Start of Provided records

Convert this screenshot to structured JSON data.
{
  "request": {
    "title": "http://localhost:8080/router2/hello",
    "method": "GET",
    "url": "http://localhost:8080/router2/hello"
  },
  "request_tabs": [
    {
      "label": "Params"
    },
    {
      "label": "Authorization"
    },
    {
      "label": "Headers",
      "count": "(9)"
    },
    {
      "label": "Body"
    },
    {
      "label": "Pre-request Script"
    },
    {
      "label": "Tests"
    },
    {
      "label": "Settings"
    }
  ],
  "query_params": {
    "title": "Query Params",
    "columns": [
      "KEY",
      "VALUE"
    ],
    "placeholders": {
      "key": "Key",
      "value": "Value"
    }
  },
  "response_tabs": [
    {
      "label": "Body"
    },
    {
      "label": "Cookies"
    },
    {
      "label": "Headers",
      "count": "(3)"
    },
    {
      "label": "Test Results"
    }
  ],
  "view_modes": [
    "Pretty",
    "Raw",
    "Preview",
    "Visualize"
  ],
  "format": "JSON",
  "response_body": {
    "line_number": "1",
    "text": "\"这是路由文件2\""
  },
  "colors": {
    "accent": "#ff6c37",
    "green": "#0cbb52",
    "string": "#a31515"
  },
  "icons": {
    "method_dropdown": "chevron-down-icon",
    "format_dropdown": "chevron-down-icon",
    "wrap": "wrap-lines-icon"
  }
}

End of Provided records

__Directive__:
Copy out the whole listing, exactly as written.

__Output of the exercise__:
Convert this screenshot to structured JSON data.
{
  "request": {
    "title": "http://localhost:8080/router2/hello",
    "method": "GET",
    "url": "http://localhost:8080/router2/hello"
  },
  "request_tabs": [
    {
      "label": "Params"
    },
    {
      "label": "Authorization"
    },
    {
      "label": "Headers",
      "count": "(9)"
    },
    {
      "label": "Body"
    },
    {
      "label": "Pre-request Script"
    },
    {
      "label": "Tests"
    },
    {
      "label": "Settings"
    }
  ],
  "query_params": {
    "title": "Query Params",
    "columns": [
      "KEY",
      "VALUE"
    ],
    "placeholders": {
      "key": "Key",
      "value": "Value"
    }
  },
  "response_tabs": [
    {
      "label": "Body"
    },
    {
      "label": "Cookies"
    },
    {
      "label": "Headers",
      "count": "(3)"
    },
    {
      "label": "Test Results"
    }
  ],
  "view_modes": [
    "Pretty",
    "Raw",
    "Preview",
    "Visualize"
  ],
  "format": "JSON",
  "response_body": {
    "line_number": "1",
    "text": "\"这是路由文件2\""
  },
  "colors": {
    "accent": "#ff6c37",
    "green": "#0cbb52",
    "string": "#a31515"
  },
  "icons": {
    "method_dropdown": "chevron-down-icon",
    "format_dropdown": "chevron-down-icon",
    "wrap": "wrap-lines-icon"
  }
}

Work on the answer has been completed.